▶ _KUTIPAN DOKUMEN_:
::::

Thamrin terkenal solidaritas yang tinggi dengan sesama kaum pergerakan. Setidaknya Thamrin pernah membantu perjuangan Soekarno yang gerakanya dipangkas pemerintah kolonial. Thamrin dengan kapasitasnya sebagai Volksraad kepada Gubernur Jenderal Hindia Belanda pernah mengajukan pemindahan Soekarno ke tempat yang lebih baik dalam hukuman pembuangannya.

Ketika sekolah swasta milik kaum pergerakan ditekan oleh Wilde Schoolen Ordonantie (ordonansi sekolah liar), Thamrin juga memberikan pembelaannya terhadap sekolah swasta tanpa subsidi pemerintah dengan menentang kebijakan pemerintah kolonial itu. Thamrin juga memperjuangkan hal-hal yang sangat tidak disetujui pemerintah kolonial seperti masalah pengunaan bahasa Indonesia, merubah nama Hindia Belanda menjadi Indonesia. Bahkan menuntut diadakannya parlemen di Hindia Belanda.

Thamrin juga konsisten dengan perjuangannya. Dia berkali-kali berusaha menyatukan seluruh unsur pergerakan dalam satu wadah baik yang koperatif maupun non koperatif. Hal ini sangat sulit karena sering terjadi konflik antar golongan ditubuh federasi organisasi pergerakan (PPPKI) yang dia bentuk. Sebagai manusia Thamrin tidak lepas dari kegagalan dan hujatan.

Sebagai anggota Volksraad beberapa tuntutannya banyak yang tidak bisa dipenuhi oleh pemerintah. Tuntutan terbesar Thamrin terhadap pemerintah adalah diadakannya sebuah parlemen bagi Hindia Belanda yang mulai diajukan sejak petisi Soetardjo. Tuntutan ini sebenarnya akan membawa perubahan susunan pemerintahan di Hindia Belanda dalam kurun waktu selama sepuluh tahun. Thamrin juga memperjuangkan pengunaan bahasa Indonesia di Volksraad dan mengajukan perubahan nama Hindia Belanda menjadi Indonesia. Tentu saja permintaan itu ditolak pemerintah kolonial.

::::

▶ _MATERI TERSEDIA_:
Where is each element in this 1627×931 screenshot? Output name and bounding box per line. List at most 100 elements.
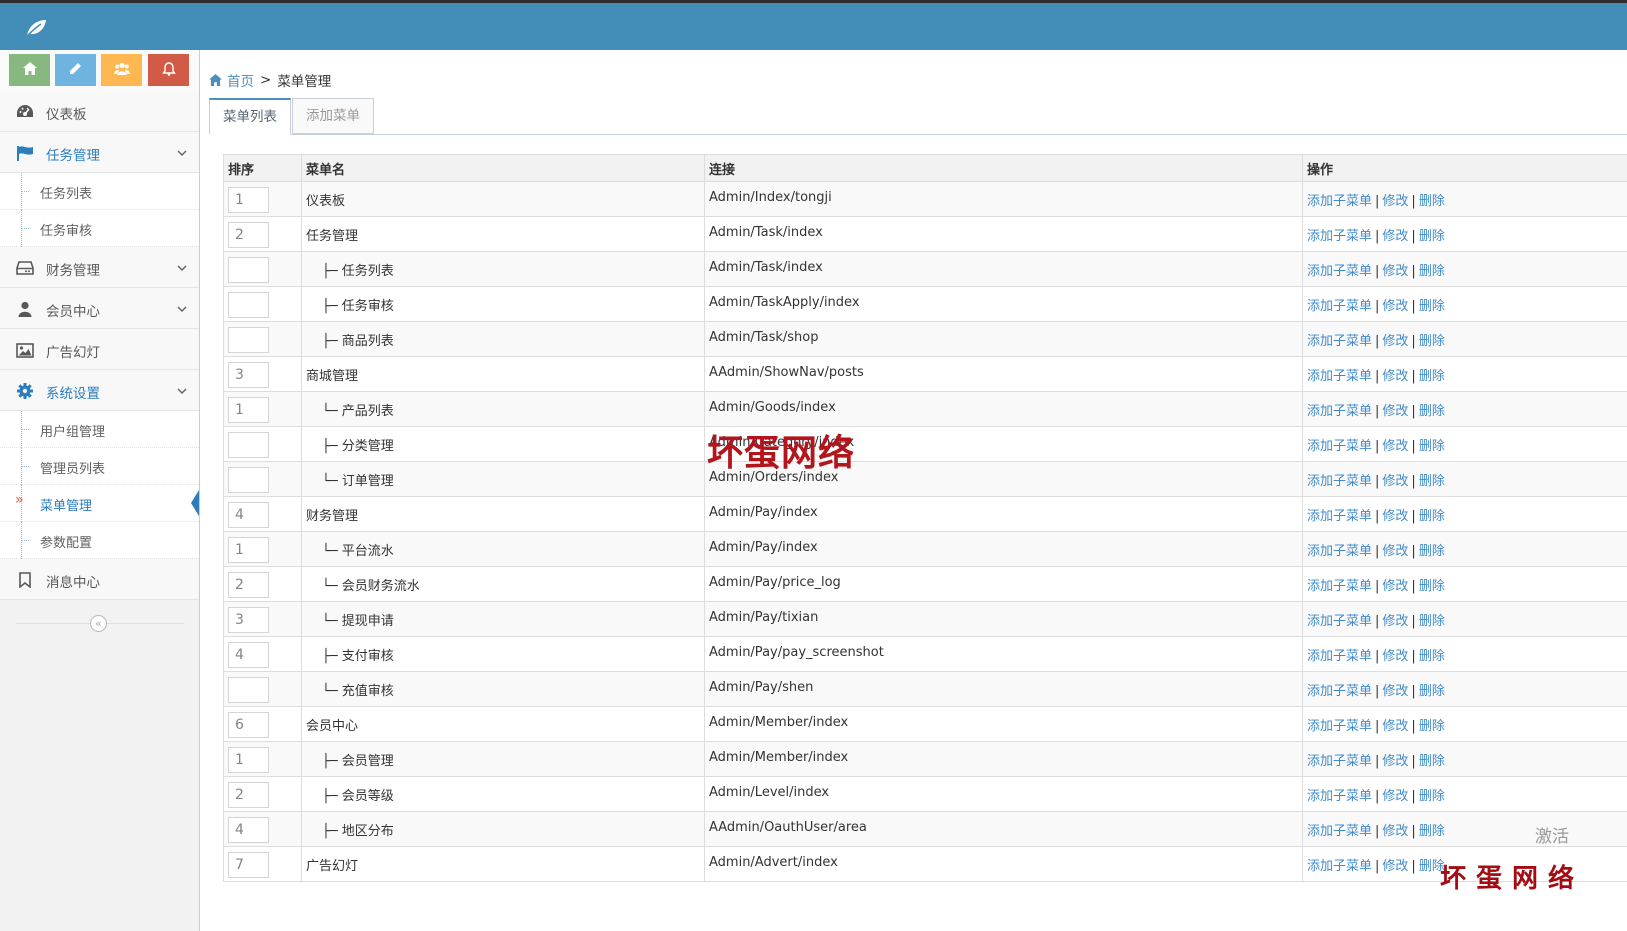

::::

▶ _TUJUAN LATIHAN_:
(1) Tuliskan kembali paragraf dalam kutipan tentang Thamrin yang diawali "Thamrin juga konsisten dengan perjuangannya" sebagai daftar berbutir dengan tetap mempertahankan fakta-fakta utamanya.
(2) Jawablah pertanyaan berikut berdasarkan kutipan tentang Thamrin.
(a) Kepada siapa Thamrin mengajukan pemindahan Soekarno ke tempat yang lebih baik dalam hukuman pembuangannya?
(b) Ordonansi apa yang menekan sekolah swasta milik kaum pergerakan?
(c) Sejak kapan tuntutan diadakannya parlemen bagi Hindia Belanda mulai diajukan?
(3) Lanjutkan kutipan tentang Thamrin mulai dari kalimat terakhir yang tercantum.

▶ _KUNCI JAWABAN_:
(1)
- Thamrin konsisten dalam perjuangannya.
- Ia berkali-kali berupaya menyatukan seluruh unsur pergerakan, baik yang kooperatif maupun nonkooperatif, dalam satu wadah.
- Upaya itu sangat sulit karena sering terjadi konflik antargolongan di dalam PPPKI, federasi organisasi pergerakan yang ia bentuk.
- Sebagai manusia, Thamrin tidak lepas dari kegagalan dan hujatan.

(2)
(a) Kepada Gubernur Jenderal Hindia Belanda.
(b) Wilde Schoolen Ordonantie (ordonansi sekolah liar).
(c) Sejak petisi Soetardjo.

(3)
Dalam dunia pergerakan Thamrin juga pernah dihujat bahkan digolongkan sebagai Kaoem Senang oleh sesama orang pergerakan dari Gerindo. Biasanya Thamrin akan menanggapinya biasa saja. Dia hanya akan beraksi luar biasa didalam sidang Volksraad. Thamrin selalu menyimpan energinya untuk perjuangan di Volksraad. Dari bebberapa sumber tentang dirinya dapat ditarik kesimpulan bahwa Thamrin tidak pernah lepaskan energinya untuk berdebadat habis-habisan denga sesama tokoh pergerakan.

Ketika tokoh pergerakan lain berjalan sendiri dalam pergerakan maka Thamrin berusaha mempersatukan semua golongan dalam dunia pergerakan dalam sebuah federasi untuk malakukan aksi bersama menuntut sebuah perubahan dalam susunan pemerintahan di Hindia Belanda. Jadi Thamrin bukan tokoh pergerakan biasa, dirinya bahkan telah menampilkan diri sebagai pemimpin besar dalam pergerakan nasional Indonesia. Setidaknya Thamrin telah dua kali menyatukan kaum pergerakan dalam satu wadah. PPPKI adalah yang pertama dan Gapi adalah yang kedua dan terus berjalan setelah Thamrin wafat. Kepada kemajuan kota Batavia, Thamrin telah memberikan dedakasinya dalam memperbaiki kampung dan menanggulangi banjir. Sayangnya apa yang diperjuangkan Thamrin itu belam tercapai sampai sekarang. Kaum miskin kota di Batavia juga telah diperjuangkan kemudahan hidupnya oleh Thamrin dan ini juga belum terpenuhi sampai sekarang. Banyak yang menjadi cita-cita Thamrin yang belum terpenuhi sampai sekarang.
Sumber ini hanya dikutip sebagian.